▸ **TO-DO LIST**
1. In the artist profiles, how many years have passed since Mary Enoch Elizabeth Baxter's release from a Pennsylvania prison?
2. Write out the part of the artist profiles starting with "Unlinking Eyes, Awaiting" and going on through "architecture of incarceration.".

▸ **PAGE EXCERPT**
-------

Mary Enoch Elizabeth Baxter is a Brooklyn-based multidisciplinary artist, pedagogue and cultural worker who creates socially conscious music, film, and visual art through an autobiographical lens. Although it has been 17 years since her release from a Pennsylvania prison, Baxter’s time on the inside continues to shape her creative practice. Baxter’s artistic interventions embody resilience and care, working at the intersection of transformative justice. Since receiving an inaugural Right of Return fellowship in 2017, Baxter has celebrated many successes, including a 2024 governor’s pardon, numerous fellowships, grants and public art commissions. Baxter’s work has been exhibited both nationally and internationally at venues including MoMA PS1, the African American Museum of Philadelphia, Frieze Los Angeles, Eastern State Penitentiary, and a 2023 solo exhibition at the Brooklyn Museum. Baxter is also the recipient of a 2018 and 2019 Mural Arts Philadelphia Reimagining Reentry Fellow, 2019 Leeway Foundation Transformation awardee, 2021 Ed Trust Justice fellow, 2022 S.O.U.R.C.E Studio Corrina Mehiel Fellow, 2022 Art for Justice grantee partner, 2022 Pratt Forward fellow, 2022 Artist2Artist Art Matters foundation grantee and grantor and a 2023 Soros Justice fellow.

Maria Gaspar

Unblinking Eyes, Awaiting, 2024


Maria Gaspar, Unblinking Eyes, Watching. Image, 2019, Digital composite photograph printed to scale on vinyl adhesive 40’ X 26’
Maria Gaspar, Unblinking Eyes, Watching, 2019, Digital composite photograph printed to scale on vinyl adhesive 40’ × 26’

Unlinking Eyes, Awaiting (2024) is comprised of multiple panels of high-resolution photographs of the north-end wall of the Cook County Department of Corrections in Chicago, the largest single-site jail in the US and a dominating fixture of the artist’s childhood neighborhood. The photographs are printed at 1:1 scale, and are positioned relative to one another so as to accurately document the magnitude of the jail wall that they picture. An earlier version of this project, Unblinking Eyes, Watching (2018) presented the same jail wall as an unbroken, 26'-high by 40'-wide photo vinyl. The current version, which has appeared in different configurations at The Ford Foundation and the Institute of Arts and Sciences at UC Santa Cruz, envisions the fragmentation and gradual disappearance of this architecture of incarceration.

Maria Gaspar is a Chicago-born, first-generation, interdisciplinary artist negotiating the politics of location through installation, sculpture, sound, and performance. Gaspar’s body of work addresses issues of spatial justice in order to amplify, mobilize, or divert structures of power through individual and collective gestures. For the past decade, Gaspar has been recognized nationally for her multi-year projects that attempt to dismantle borders, transcend penal matter, and turn places of precarity into places of possibility. Formative works like “Radioactive: Stories from Beyond the Wall” and the “96 Acres Project” include site interventions at the largest single-site jail in the country, the Cook County Department of Corrections, in her childhood neighborhood.

-------

▸ **DATA SHOWN**

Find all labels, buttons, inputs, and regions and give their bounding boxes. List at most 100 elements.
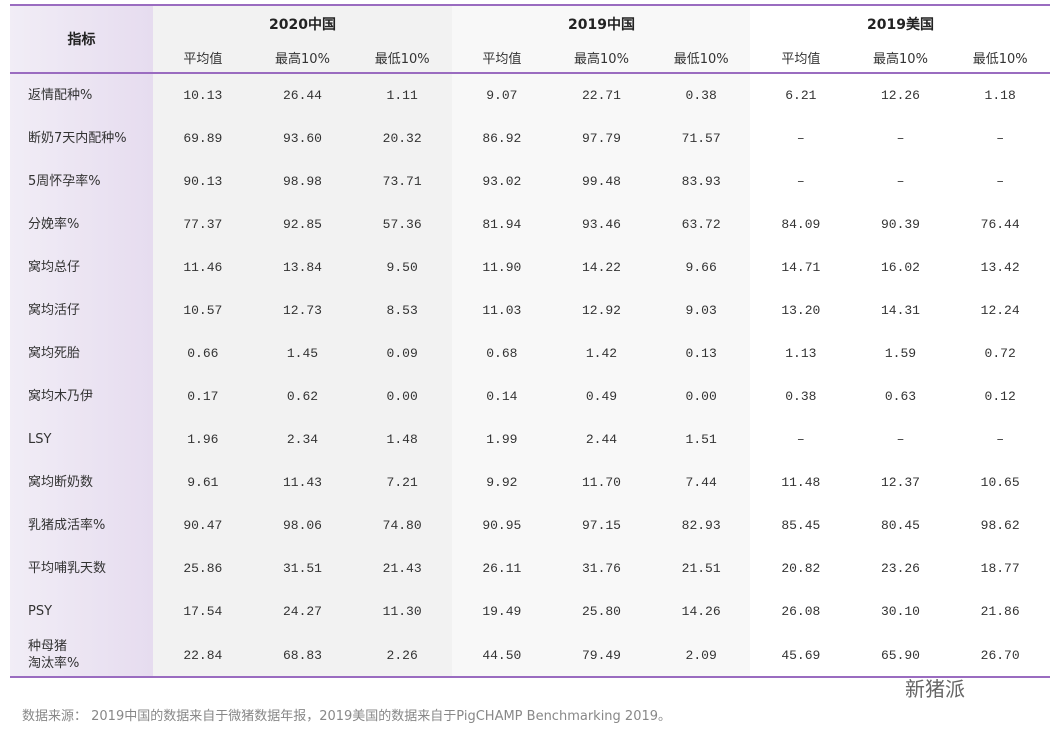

-------

▸ **ANSWERS BELOW**
1. 17 years

2.
Unlinking Eyes, Awaiting (2024) is comprised of multiple panels of high-resolution photographs of the north-end wall of the Cook County Department of Corrections in Chicago, the largest single-site jail in the US and a dominating fixture of the artist’s childhood neighborhood. The photographs are printed at 1:1 scale, and are positioned relative to one another so as to accurately document the magnitude of the jail wall that they picture. An earlier version of this project, Unblinking Eyes, Watching (2018) presented the same jail wall as an unbroken, 26'-high by 40'-wide photo vinyl. The current version, which has appeared in different configurations at The Ford Foundation and the Institute of Arts and Sciences at UC Santa Cruz, envisions the fragmentation and gradual disappearance of this architecture of incarceration.